START
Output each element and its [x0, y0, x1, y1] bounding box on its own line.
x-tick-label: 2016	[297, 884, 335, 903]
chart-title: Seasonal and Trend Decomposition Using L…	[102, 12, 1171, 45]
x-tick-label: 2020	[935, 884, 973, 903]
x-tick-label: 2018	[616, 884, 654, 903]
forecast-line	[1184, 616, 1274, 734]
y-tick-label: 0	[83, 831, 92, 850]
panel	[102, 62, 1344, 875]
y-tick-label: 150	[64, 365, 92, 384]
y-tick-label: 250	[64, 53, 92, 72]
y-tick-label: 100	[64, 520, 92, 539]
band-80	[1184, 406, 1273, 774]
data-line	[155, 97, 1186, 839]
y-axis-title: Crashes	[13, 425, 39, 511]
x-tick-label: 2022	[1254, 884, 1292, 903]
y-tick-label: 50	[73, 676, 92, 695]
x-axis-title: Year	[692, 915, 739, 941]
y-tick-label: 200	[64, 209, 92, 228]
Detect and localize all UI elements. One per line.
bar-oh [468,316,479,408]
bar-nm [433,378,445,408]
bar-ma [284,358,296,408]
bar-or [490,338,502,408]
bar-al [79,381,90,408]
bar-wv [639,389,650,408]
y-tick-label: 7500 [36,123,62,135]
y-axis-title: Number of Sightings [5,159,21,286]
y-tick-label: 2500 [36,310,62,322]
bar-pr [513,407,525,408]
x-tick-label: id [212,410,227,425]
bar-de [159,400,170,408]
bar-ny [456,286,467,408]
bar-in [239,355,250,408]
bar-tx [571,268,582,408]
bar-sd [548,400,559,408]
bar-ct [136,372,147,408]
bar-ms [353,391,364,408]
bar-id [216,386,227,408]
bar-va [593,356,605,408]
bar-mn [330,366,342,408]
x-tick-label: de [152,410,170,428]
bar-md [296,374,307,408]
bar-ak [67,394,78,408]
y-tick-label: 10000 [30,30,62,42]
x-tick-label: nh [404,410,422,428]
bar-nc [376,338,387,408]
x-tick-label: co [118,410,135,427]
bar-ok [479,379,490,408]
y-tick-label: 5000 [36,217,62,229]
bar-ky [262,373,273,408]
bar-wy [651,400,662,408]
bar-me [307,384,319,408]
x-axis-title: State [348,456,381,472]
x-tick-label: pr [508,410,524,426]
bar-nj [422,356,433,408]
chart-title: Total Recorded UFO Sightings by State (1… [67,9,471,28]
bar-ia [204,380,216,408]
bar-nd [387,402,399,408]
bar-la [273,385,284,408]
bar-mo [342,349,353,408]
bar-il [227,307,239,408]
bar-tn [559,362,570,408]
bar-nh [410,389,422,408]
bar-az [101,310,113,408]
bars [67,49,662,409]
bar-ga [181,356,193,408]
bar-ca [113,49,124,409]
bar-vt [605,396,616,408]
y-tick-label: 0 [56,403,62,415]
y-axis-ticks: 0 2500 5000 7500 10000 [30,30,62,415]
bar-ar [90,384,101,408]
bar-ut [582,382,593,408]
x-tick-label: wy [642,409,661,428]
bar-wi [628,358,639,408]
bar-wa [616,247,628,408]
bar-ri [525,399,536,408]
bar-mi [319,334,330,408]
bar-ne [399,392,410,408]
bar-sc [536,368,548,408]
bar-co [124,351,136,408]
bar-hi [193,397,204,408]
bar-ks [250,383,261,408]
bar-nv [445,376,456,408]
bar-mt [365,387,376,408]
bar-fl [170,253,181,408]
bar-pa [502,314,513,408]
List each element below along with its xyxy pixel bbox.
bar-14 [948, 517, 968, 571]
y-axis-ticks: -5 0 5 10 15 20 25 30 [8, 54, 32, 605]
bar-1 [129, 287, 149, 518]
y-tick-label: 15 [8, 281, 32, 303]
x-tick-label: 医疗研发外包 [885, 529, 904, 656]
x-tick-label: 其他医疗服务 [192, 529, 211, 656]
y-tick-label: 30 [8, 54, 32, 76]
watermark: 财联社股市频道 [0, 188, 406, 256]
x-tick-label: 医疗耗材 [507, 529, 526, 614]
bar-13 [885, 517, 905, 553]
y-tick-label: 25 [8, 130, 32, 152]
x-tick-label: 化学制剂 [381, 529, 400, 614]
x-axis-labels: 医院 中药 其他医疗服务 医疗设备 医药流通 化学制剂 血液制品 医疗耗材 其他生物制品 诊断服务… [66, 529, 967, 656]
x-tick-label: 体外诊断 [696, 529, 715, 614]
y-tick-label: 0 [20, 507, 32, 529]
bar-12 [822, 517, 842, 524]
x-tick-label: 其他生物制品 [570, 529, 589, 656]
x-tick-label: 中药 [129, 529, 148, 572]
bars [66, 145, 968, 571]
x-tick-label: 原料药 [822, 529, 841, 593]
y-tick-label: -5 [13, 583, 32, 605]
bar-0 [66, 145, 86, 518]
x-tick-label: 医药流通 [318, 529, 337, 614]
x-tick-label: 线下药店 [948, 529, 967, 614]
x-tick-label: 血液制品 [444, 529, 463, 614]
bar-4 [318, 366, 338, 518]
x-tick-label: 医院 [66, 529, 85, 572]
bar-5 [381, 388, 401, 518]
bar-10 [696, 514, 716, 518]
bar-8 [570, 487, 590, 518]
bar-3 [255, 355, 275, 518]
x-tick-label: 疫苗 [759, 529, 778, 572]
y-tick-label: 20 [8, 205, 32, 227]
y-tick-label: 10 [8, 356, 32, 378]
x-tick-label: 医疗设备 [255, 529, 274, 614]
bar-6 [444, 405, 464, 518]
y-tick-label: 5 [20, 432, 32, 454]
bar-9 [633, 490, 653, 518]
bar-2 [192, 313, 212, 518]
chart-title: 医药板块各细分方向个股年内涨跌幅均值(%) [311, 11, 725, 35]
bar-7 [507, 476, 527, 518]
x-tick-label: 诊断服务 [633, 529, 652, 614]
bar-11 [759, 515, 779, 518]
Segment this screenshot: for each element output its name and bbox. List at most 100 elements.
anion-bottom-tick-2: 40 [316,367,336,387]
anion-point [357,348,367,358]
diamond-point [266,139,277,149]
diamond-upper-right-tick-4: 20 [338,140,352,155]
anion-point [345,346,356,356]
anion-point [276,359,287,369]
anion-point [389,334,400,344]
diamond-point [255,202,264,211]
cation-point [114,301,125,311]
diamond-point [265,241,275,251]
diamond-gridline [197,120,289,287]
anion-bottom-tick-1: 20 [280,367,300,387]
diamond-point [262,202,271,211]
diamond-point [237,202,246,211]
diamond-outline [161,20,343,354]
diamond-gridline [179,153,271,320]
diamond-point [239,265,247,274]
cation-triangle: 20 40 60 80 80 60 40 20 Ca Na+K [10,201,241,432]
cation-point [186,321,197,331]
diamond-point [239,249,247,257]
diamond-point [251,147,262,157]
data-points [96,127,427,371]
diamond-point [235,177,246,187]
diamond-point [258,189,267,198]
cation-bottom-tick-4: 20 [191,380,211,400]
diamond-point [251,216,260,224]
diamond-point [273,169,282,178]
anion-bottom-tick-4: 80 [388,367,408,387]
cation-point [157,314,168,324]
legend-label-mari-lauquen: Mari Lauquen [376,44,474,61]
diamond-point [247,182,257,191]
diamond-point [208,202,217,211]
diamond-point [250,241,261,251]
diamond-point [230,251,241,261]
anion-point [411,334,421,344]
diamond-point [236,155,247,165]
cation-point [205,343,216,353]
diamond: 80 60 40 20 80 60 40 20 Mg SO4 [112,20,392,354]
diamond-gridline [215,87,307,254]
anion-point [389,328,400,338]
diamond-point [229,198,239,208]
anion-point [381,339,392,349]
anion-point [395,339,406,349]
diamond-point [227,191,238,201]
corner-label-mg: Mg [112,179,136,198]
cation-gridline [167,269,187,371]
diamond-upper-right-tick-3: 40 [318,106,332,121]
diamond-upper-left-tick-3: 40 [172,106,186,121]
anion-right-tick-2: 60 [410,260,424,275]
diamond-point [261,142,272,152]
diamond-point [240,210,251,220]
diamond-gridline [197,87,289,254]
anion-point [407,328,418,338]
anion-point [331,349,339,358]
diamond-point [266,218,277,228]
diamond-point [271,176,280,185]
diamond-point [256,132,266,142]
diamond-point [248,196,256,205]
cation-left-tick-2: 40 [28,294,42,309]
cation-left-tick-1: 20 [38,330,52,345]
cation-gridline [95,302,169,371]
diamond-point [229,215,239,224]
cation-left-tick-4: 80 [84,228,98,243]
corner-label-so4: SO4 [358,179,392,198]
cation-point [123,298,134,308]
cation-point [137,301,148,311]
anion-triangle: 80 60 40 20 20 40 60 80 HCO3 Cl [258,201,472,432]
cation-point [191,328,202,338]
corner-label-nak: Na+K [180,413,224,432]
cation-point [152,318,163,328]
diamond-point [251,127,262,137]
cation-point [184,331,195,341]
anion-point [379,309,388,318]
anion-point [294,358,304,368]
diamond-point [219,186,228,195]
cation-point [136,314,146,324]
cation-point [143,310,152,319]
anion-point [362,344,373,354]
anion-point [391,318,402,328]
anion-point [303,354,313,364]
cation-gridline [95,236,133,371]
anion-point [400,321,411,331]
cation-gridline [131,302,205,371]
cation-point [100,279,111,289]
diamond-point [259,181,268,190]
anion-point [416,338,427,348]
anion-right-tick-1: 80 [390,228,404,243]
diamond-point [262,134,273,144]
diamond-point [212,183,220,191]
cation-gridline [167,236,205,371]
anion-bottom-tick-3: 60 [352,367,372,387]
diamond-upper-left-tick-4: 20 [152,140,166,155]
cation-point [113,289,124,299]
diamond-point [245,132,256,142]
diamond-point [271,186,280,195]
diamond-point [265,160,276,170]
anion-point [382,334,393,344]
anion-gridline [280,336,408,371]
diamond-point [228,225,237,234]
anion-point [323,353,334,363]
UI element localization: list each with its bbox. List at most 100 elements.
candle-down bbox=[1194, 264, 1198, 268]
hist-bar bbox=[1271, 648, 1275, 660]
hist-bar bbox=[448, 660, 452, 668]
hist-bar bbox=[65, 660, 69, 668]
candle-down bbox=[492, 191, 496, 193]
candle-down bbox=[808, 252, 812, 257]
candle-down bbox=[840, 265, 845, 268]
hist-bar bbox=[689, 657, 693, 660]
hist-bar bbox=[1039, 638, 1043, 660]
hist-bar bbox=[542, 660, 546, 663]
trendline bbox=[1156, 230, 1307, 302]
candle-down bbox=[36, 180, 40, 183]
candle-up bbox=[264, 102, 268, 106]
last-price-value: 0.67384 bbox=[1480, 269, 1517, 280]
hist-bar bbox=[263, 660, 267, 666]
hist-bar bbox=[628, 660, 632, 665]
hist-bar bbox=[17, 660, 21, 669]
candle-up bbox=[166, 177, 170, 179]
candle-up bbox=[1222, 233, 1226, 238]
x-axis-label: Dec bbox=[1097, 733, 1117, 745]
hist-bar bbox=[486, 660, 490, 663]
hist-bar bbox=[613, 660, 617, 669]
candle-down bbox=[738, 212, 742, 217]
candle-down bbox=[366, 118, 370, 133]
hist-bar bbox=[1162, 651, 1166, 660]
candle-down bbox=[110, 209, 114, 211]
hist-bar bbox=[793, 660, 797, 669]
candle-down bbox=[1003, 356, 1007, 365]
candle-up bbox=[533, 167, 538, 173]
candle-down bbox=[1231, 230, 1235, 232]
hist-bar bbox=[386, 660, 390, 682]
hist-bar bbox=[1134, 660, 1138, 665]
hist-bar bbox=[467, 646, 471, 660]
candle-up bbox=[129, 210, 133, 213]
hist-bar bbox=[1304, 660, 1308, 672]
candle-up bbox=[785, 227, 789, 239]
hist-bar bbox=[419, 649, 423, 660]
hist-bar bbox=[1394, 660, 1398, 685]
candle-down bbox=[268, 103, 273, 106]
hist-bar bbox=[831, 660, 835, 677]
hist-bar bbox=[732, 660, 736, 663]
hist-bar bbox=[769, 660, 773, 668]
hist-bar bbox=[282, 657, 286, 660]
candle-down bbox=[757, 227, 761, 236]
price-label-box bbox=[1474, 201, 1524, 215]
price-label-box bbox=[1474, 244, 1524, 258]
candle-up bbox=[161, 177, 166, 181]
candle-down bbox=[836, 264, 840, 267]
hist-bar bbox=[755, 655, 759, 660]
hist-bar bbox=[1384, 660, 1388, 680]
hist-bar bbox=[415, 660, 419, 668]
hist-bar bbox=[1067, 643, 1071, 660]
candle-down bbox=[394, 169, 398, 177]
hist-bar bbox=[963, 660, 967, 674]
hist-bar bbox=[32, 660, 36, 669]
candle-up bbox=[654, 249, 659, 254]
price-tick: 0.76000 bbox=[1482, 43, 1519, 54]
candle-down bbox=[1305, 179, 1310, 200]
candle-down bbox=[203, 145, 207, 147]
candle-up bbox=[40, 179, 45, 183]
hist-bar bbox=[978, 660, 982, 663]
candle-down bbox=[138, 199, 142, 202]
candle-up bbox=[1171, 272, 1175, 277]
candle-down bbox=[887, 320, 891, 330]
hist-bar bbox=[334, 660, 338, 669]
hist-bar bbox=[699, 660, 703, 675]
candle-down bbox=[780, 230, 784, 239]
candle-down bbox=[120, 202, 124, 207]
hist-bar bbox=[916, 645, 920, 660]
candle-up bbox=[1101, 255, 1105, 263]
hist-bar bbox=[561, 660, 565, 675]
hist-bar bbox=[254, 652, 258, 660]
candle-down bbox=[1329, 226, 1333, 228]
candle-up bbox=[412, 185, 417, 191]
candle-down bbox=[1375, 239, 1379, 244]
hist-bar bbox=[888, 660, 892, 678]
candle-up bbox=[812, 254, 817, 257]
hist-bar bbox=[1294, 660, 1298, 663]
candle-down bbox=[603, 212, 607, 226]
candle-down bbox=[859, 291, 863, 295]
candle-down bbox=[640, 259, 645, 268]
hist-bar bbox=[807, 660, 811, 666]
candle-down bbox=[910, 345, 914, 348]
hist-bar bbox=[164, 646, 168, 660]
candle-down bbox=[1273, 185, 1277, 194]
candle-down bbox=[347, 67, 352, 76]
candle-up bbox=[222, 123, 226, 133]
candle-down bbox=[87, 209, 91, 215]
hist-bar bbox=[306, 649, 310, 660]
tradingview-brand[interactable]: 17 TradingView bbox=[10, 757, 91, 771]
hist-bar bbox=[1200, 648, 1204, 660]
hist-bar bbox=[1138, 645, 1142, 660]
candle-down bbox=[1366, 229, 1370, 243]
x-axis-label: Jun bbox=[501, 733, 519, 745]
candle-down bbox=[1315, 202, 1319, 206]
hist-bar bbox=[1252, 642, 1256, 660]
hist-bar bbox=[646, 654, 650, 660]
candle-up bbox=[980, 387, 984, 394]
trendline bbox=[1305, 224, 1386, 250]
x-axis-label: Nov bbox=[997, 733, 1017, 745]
END
Challenge ▸
Copy the rows above word for word, from the very first line through the line that holds "884, 654, 903]", inclusive.

Final result ▸
Output each element and its [x0, y0, x1, y1] bounding box on its own line.
x-tick-label: 2016	[297, 884, 335, 903]
chart-title: Seasonal and Trend Decomposition Using L…	[102, 12, 1171, 45]
x-tick-label: 2020	[935, 884, 973, 903]
x-tick-label: 2018	[616, 884, 654, 903]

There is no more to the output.